▸ **Direction**
Every line below that mentions the word "views" should be copied out.

▸ **Information provided**

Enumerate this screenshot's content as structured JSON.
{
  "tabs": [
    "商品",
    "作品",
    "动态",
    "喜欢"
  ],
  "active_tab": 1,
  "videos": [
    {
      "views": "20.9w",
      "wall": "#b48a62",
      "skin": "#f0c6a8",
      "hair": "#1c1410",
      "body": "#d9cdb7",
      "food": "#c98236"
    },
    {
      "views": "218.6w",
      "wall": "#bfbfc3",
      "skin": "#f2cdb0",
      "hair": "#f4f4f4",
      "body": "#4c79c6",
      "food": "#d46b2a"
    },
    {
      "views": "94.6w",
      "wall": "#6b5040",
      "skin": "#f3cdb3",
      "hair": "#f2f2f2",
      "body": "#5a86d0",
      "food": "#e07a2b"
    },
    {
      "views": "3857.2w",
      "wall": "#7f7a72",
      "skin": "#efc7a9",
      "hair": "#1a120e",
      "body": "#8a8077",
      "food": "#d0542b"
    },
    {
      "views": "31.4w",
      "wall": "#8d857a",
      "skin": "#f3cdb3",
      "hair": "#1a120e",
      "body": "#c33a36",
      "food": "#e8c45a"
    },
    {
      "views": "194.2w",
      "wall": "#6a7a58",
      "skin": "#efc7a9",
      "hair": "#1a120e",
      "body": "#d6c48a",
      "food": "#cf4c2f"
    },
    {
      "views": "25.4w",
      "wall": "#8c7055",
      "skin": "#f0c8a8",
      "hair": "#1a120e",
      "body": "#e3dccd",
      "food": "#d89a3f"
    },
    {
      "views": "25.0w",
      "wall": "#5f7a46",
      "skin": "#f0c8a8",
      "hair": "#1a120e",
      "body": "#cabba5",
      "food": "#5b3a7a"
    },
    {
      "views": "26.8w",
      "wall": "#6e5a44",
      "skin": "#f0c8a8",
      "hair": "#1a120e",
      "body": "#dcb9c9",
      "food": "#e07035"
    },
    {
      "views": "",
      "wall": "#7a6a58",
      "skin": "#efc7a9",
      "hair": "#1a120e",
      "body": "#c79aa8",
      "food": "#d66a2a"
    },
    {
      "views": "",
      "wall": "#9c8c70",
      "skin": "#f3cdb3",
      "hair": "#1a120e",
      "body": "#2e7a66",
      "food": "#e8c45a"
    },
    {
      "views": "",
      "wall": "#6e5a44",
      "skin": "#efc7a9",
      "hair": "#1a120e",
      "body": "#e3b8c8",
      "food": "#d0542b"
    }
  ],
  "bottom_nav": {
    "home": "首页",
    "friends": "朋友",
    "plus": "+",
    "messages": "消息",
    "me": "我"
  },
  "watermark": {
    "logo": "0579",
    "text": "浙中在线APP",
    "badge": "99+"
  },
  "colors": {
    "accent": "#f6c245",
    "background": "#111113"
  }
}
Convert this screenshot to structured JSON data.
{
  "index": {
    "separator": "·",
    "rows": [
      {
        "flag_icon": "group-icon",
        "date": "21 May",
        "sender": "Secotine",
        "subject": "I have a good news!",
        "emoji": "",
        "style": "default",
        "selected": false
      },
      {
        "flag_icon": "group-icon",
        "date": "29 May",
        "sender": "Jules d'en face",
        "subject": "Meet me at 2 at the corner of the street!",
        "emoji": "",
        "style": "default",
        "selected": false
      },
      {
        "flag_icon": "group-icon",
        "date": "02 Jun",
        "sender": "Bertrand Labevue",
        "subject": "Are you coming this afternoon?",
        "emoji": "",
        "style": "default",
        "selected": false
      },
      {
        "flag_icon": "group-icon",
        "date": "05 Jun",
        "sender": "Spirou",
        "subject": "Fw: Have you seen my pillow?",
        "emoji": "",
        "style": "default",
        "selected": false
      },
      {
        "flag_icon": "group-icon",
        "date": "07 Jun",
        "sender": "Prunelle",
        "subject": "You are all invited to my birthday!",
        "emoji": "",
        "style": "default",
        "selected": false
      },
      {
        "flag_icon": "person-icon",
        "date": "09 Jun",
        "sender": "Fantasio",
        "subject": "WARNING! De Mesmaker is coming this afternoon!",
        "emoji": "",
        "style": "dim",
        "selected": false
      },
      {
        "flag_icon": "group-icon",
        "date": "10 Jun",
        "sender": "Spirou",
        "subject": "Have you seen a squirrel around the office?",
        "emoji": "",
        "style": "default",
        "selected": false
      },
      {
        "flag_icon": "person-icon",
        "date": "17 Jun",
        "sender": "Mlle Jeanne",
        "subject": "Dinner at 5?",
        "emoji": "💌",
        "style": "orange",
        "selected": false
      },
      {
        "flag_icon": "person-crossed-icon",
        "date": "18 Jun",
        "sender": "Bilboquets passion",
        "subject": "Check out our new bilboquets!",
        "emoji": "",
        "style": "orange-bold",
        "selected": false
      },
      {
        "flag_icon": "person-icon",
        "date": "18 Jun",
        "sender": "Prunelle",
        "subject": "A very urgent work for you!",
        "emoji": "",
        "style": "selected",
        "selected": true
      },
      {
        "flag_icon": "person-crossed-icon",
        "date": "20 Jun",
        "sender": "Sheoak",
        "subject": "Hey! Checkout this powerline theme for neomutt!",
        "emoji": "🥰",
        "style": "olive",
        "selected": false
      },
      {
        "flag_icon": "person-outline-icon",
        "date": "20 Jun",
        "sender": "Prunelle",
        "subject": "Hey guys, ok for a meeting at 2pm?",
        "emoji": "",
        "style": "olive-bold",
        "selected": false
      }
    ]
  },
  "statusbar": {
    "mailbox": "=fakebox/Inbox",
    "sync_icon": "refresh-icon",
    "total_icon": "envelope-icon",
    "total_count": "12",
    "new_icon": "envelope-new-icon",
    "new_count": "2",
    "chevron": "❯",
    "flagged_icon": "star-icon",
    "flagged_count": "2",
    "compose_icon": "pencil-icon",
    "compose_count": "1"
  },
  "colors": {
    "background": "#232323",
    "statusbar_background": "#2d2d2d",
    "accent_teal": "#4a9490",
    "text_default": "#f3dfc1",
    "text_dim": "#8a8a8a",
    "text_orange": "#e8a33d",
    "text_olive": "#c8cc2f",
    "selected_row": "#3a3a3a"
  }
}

▸ **Task answer**
      "views": "20.9w",
      "views": "218.6w",
      "views": "94.6w",
      "views": "3857.2w",
      "views": "31.4w",
      "views": "194.2w",
      "views": "25.4w",
      "views": "25.0w",
      "views": "26.8w",
      "views": "",
      "views": "",
      "views": "",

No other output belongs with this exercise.